● Challenge:
Say how many lines in the data below contain the word "Aethalometer", and give no other text.

● Exercise inputs:
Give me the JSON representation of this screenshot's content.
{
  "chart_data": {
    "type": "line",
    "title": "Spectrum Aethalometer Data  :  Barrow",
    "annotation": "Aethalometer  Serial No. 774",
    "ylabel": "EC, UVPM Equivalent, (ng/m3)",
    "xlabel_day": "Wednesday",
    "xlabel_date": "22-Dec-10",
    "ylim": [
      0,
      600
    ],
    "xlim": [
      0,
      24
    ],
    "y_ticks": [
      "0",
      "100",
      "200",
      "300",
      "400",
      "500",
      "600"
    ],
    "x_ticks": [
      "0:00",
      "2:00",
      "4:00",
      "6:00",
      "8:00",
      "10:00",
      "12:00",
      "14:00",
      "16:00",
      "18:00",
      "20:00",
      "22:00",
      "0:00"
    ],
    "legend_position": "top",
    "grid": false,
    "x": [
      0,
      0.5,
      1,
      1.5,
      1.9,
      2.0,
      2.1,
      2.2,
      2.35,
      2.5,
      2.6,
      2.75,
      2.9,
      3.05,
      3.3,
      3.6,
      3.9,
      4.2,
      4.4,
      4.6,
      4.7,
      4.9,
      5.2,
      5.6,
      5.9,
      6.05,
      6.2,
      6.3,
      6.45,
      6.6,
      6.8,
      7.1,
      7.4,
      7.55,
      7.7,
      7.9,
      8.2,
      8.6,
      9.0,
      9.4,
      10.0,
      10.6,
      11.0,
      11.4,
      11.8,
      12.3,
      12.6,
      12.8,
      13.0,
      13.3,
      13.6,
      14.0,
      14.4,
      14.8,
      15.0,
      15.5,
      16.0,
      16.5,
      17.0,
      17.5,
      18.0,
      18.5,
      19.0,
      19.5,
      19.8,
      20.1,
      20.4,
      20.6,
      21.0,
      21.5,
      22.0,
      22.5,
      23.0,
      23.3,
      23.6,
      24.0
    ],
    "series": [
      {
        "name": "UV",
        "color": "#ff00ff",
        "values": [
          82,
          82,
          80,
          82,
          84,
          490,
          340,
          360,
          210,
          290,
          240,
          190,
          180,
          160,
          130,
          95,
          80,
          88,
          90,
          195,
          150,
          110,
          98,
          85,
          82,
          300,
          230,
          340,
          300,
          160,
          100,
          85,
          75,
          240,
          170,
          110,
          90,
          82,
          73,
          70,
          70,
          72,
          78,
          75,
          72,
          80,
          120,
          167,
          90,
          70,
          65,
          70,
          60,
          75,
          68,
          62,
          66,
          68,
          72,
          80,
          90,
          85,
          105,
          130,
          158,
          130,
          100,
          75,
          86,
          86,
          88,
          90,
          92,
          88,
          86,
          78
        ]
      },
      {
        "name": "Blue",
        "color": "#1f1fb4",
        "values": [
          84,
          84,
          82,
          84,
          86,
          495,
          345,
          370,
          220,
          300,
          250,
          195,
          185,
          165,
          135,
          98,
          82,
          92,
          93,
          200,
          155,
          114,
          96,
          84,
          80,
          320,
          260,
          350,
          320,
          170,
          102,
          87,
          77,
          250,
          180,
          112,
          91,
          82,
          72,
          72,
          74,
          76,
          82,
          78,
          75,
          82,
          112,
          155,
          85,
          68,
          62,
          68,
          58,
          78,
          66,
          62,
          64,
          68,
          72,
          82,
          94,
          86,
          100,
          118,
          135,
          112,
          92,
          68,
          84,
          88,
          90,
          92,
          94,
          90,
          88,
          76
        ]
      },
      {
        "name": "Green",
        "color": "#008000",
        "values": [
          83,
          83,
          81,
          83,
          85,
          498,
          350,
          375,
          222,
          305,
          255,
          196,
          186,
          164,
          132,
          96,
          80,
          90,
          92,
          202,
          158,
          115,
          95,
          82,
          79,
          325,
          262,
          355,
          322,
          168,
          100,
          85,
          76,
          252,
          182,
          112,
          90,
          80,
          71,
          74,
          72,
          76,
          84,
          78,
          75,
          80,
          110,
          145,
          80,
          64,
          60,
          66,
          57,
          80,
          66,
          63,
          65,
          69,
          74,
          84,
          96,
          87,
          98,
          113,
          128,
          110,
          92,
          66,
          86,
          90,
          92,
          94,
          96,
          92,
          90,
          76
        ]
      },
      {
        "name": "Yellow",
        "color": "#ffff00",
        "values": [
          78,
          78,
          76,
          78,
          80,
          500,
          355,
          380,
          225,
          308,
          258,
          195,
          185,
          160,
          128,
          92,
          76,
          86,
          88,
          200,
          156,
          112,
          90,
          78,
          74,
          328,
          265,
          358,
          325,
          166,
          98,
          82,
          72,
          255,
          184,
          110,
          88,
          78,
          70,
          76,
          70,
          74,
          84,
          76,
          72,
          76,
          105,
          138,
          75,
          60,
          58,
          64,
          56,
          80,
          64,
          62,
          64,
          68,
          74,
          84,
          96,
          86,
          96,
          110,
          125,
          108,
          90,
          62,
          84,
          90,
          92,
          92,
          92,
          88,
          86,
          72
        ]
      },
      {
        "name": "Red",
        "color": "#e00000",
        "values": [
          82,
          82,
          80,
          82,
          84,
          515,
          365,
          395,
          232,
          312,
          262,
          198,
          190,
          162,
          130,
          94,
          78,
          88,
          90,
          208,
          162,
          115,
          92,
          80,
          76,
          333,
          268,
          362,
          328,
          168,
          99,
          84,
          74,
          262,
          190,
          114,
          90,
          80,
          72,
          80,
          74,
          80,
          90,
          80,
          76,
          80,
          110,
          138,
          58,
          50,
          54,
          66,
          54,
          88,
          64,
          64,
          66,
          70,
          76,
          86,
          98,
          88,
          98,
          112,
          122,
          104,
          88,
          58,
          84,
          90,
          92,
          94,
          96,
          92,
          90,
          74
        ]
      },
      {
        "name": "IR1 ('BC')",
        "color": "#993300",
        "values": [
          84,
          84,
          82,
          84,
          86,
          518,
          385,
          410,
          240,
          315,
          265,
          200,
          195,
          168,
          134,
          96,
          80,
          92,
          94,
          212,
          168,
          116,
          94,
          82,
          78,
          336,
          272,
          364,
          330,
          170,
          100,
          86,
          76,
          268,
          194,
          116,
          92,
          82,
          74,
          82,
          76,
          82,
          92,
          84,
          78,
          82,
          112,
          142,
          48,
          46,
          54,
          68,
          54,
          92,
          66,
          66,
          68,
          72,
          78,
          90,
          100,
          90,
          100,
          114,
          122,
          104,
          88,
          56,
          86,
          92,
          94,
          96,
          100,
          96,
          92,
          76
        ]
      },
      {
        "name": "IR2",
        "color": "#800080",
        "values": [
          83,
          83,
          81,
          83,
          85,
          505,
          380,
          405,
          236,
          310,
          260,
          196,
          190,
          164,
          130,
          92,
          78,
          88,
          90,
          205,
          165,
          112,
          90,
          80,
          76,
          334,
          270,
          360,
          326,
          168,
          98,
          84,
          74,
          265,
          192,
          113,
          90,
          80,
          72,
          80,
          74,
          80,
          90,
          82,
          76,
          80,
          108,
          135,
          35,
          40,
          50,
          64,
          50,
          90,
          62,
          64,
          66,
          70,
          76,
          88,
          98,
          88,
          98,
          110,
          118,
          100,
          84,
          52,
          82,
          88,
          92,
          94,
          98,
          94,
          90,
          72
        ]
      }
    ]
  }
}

● The response:
2